Entries taken from a collection
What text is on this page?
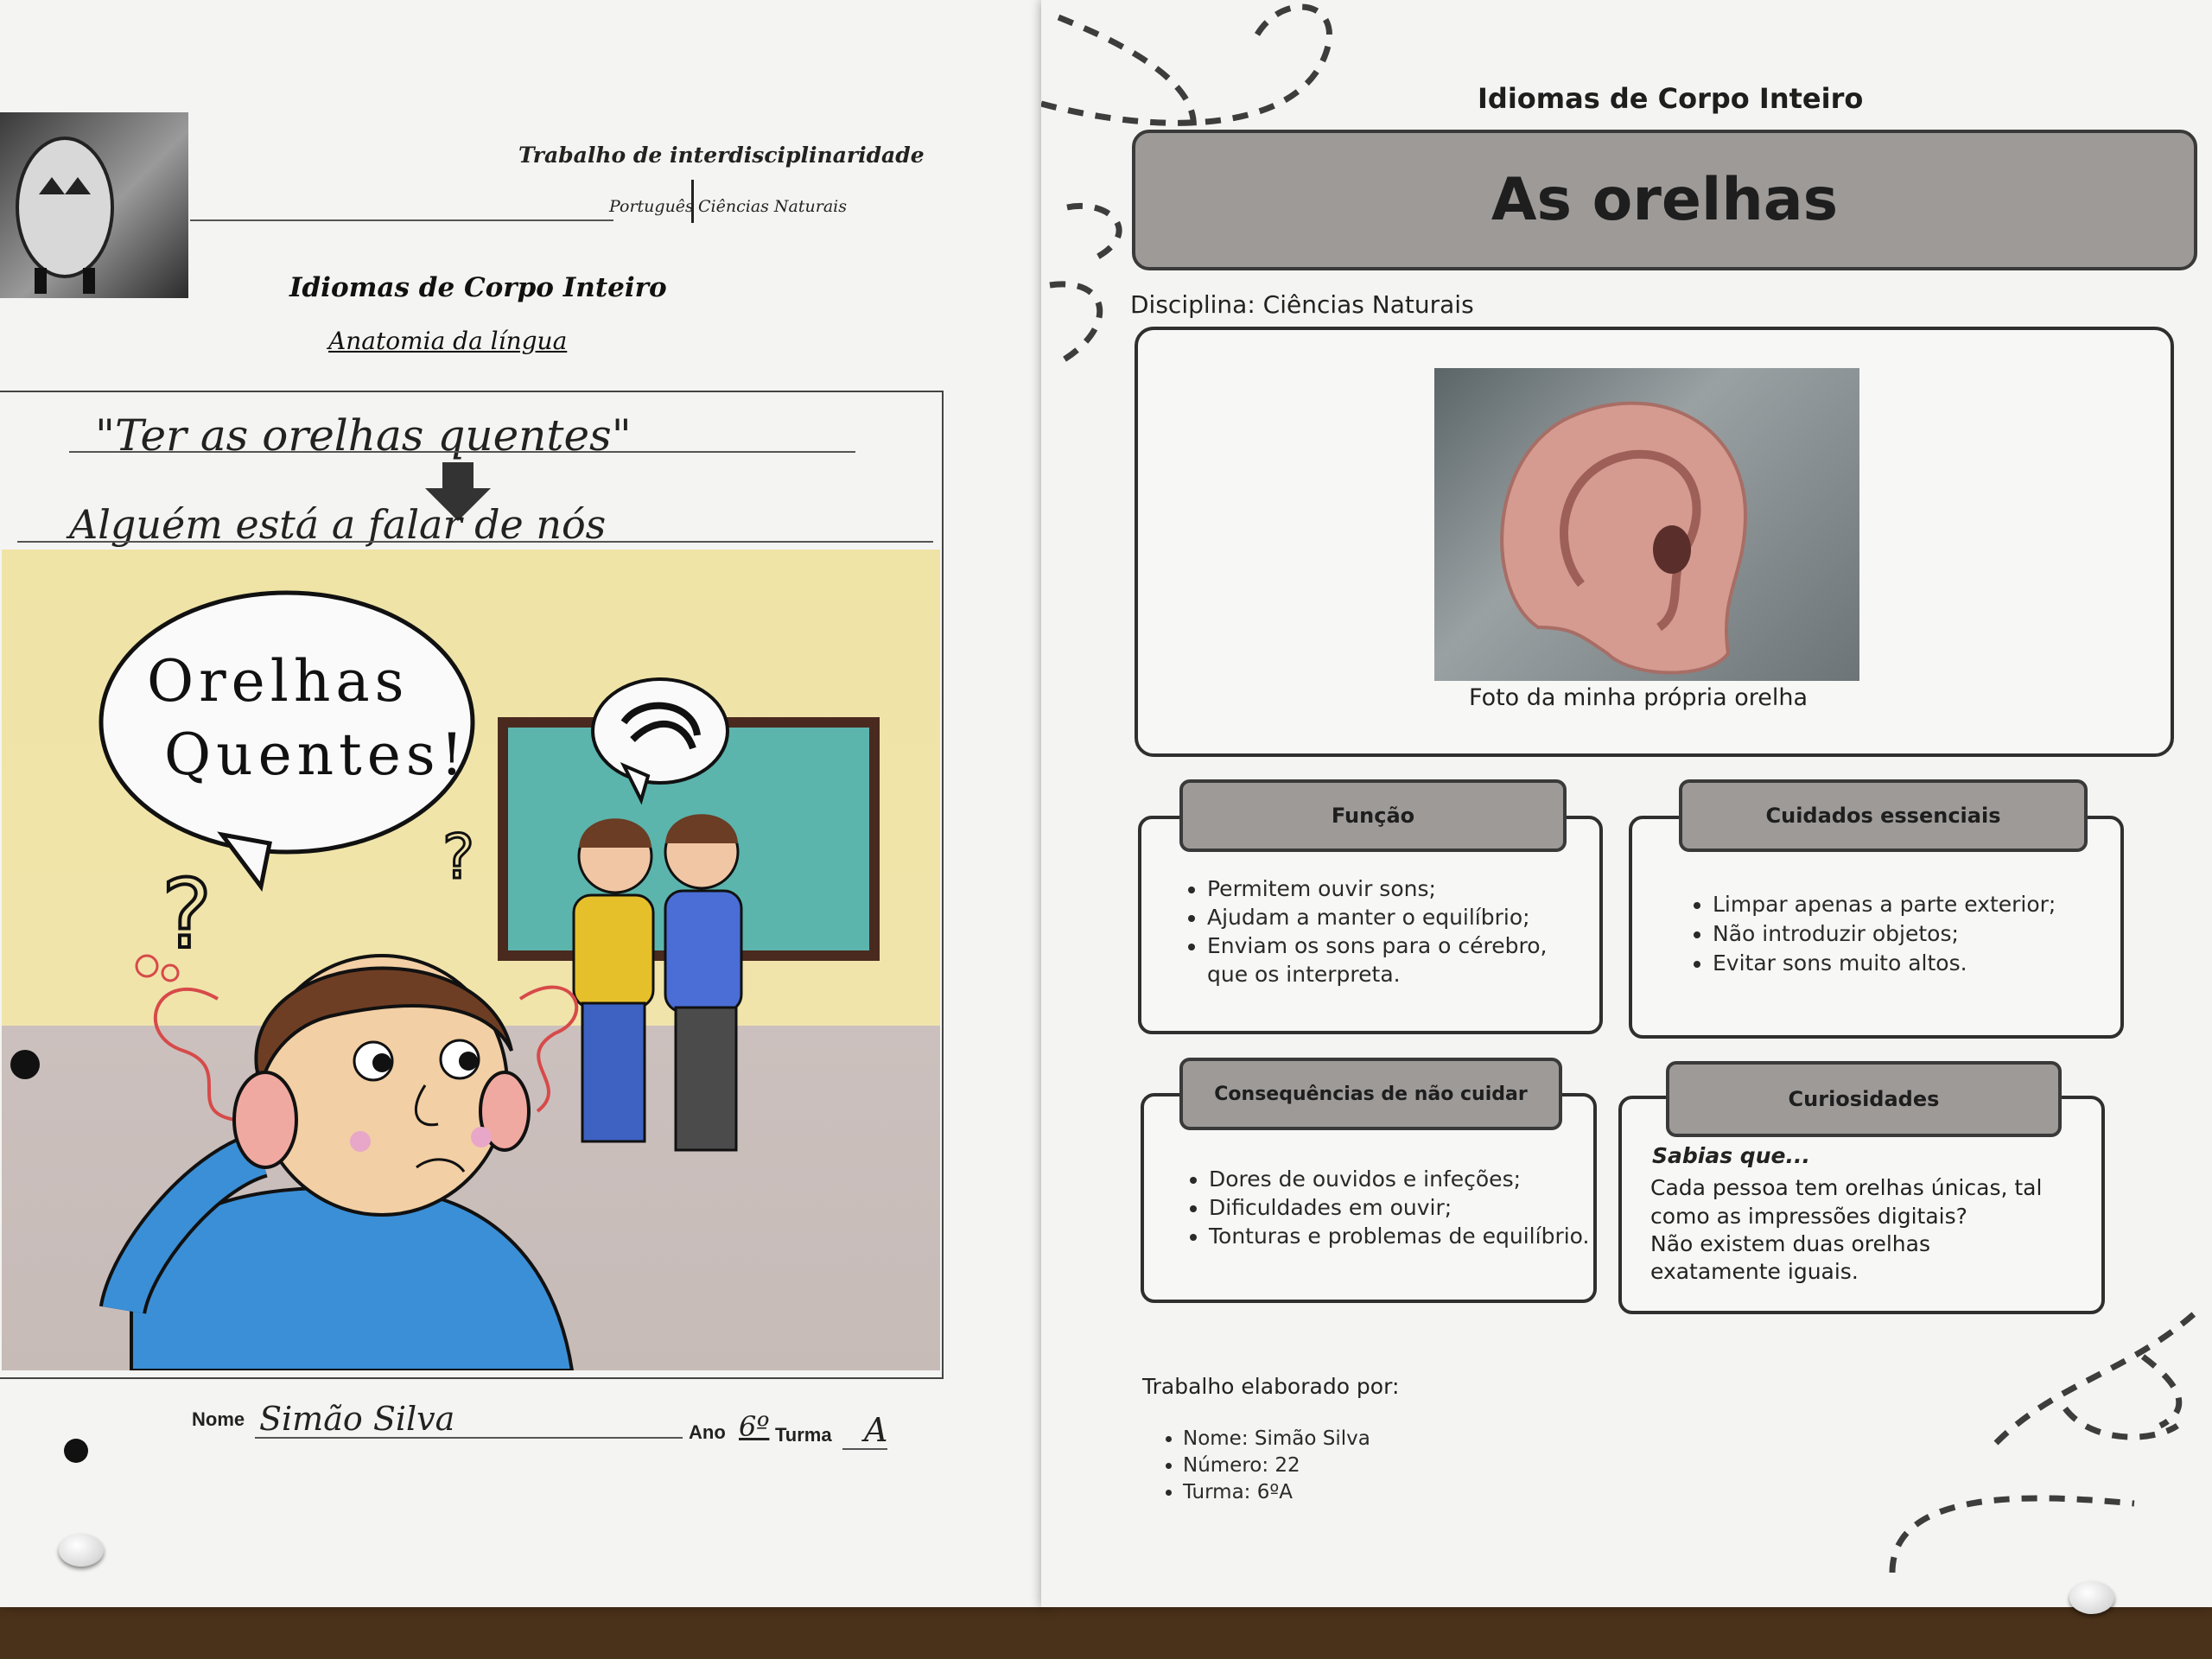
Trabalho de interdisciplinaridade
Português Ciências Naturais
Idiomas de Corpo Inteiro
Anatomia da língua
"Ter as orelhas quentes"
Alguém está a falar de nós
?
?
Orelhas
Quentes!
Nome Simão Silva	Ano 6º Turma A
Idiomas de Corpo Inteiro
As orelhas
Disciplina: Ciências Naturais
Foto da minha própria orelha
Função
• Permitem ouvir sons;
• Ajudam a manter o equilíbrio;
• Enviam os sons para o cérebro, que os interpreta.
Cuidados essenciais
• Limpar apenas a parte exterior;
• Não introduzir objetos;
• Evitar sons muito altos.
Consequências de não cuidar
• Dores de ouvidos e infeções;
• Dificuldades em ouvir;
• Tonturas e problemas de equilíbrio.
Curiosidades
Sabias que...
Cada pessoa tem orelhas únicas, tal
como as impressões digitais?
Não existem duas orelhas
exatamente iguais.
Trabalho elaborado por:
• Nome: Simão Silva
• Número: 22
• Turma: 6ºA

◆ PROBLEM TO SOLVE ◆
The records above must be printed exactly; the pictures stay out.

◆ EXERCISE SOLUTION ◆
What text is on this page?
Trabalho de interdisciplinaridade
Português Ciências Naturais
Idiomas de Corpo Inteiro
Anatomia da língua
"Ter as orelhas quentes"
Alguém está a falar de nós
?
?
Orelhas
Quentes!
Nome Simão Silva	Ano 6º Turma A
Idiomas de Corpo Inteiro
As orelhas
Disciplina: Ciências Naturais
Foto da minha própria orelha
Função
• Permitem ouvir sons;
• Ajudam a manter o equilíbrio;
• Enviam os sons para o cérebro, que os interpreta.
Cuidados essenciais
• Limpar apenas a parte exterior;
• Não introduzir objetos;
• Evitar sons muito altos.
Consequências de não cuidar
• Dores de ouvidos e infeções;
• Dificuldades em ouvir;
• Tonturas e problemas de equilíbrio.
Curiosidades
Sabias que...
Cada pessoa tem orelhas únicas, tal
como as impressões digitais?
Não existem duas orelhas
exatamente iguais.
Trabalho elaborado por:
• Nome: Simão Silva
• Número: 22
• Turma: 6ºA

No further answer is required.